### Problem details:
Locate every line below that contains the word "title" and copy it.

_____

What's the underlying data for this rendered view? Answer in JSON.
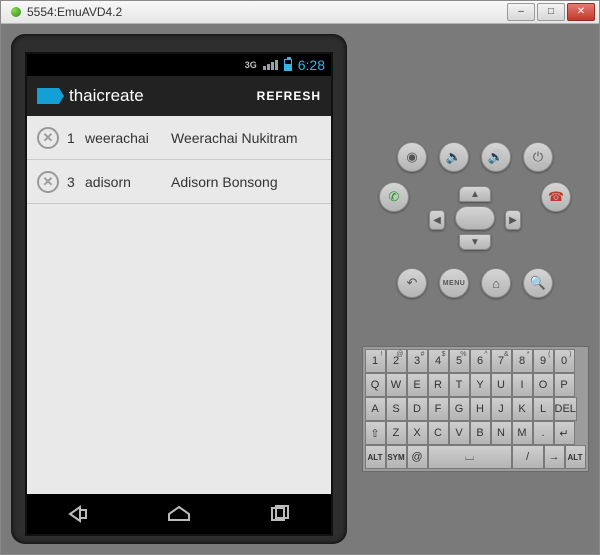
{
  "window": {
    "title": "5554:EmuAVD4.2"
  },
  "statusbar": {
    "net": "3G",
    "time": "6:28"
  },
  "appbar": {
    "title": "thaicreate",
    "action": "REFRESH"
  },
  "rows": [
    {
      "id": "1",
      "user": "weerachai",
      "name": "Weerachai Nukitram"
    },
    {
      "id": "3",
      "user": "adisorn",
      "name": "Adisorn Bonsong"
    }
  ],
  "side": {
    "row1": [
      "camera",
      "vol-down",
      "vol-up",
      "power"
    ],
    "row3": [
      "back",
      "menu",
      "home",
      "search"
    ],
    "menu_label": "MENU"
  },
  "keyboard": {
    "r1": [
      {
        "m": "1",
        "s": "!"
      },
      {
        "m": "2",
        "s": "@"
      },
      {
        "m": "3",
        "s": "#"
      },
      {
        "m": "4",
        "s": "$"
      },
      {
        "m": "5",
        "s": "%"
      },
      {
        "m": "6",
        "s": "^"
      },
      {
        "m": "7",
        "s": "&"
      },
      {
        "m": "8",
        "s": "*"
      },
      {
        "m": "9",
        "s": "("
      },
      {
        "m": "0",
        "s": ")"
      }
    ],
    "r2": [
      {
        "m": "Q"
      },
      {
        "m": "W"
      },
      {
        "m": "E"
      },
      {
        "m": "R"
      },
      {
        "m": "T"
      },
      {
        "m": "Y"
      },
      {
        "m": "U"
      },
      {
        "m": "I"
      },
      {
        "m": "O"
      },
      {
        "m": "P"
      }
    ],
    "r3": [
      {
        "m": "A"
      },
      {
        "m": "S"
      },
      {
        "m": "D"
      },
      {
        "m": "F"
      },
      {
        "m": "G"
      },
      {
        "m": "H"
      },
      {
        "m": "J"
      },
      {
        "m": "K"
      },
      {
        "m": "L"
      },
      {
        "m": "DEL",
        "s": ""
      }
    ],
    "r4": [
      {
        "m": "⇧"
      },
      {
        "m": "Z"
      },
      {
        "m": "X"
      },
      {
        "m": "C"
      },
      {
        "m": "V"
      },
      {
        "m": "B"
      },
      {
        "m": "N"
      },
      {
        "m": "M"
      },
      {
        "m": "."
      },
      {
        "m": "↵"
      }
    ],
    "r5_left": [
      {
        "m": "ALT"
      },
      {
        "m": "SYM"
      },
      {
        "m": "@"
      }
    ],
    "r5_right": [
      {
        "m": "→"
      },
      {
        "m": "ALT"
      }
    ],
    "space": "␣"
  }
}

_____

### Correct response:
    "title": "5554:EmuAVD4.2"
    "title": "thaicreate",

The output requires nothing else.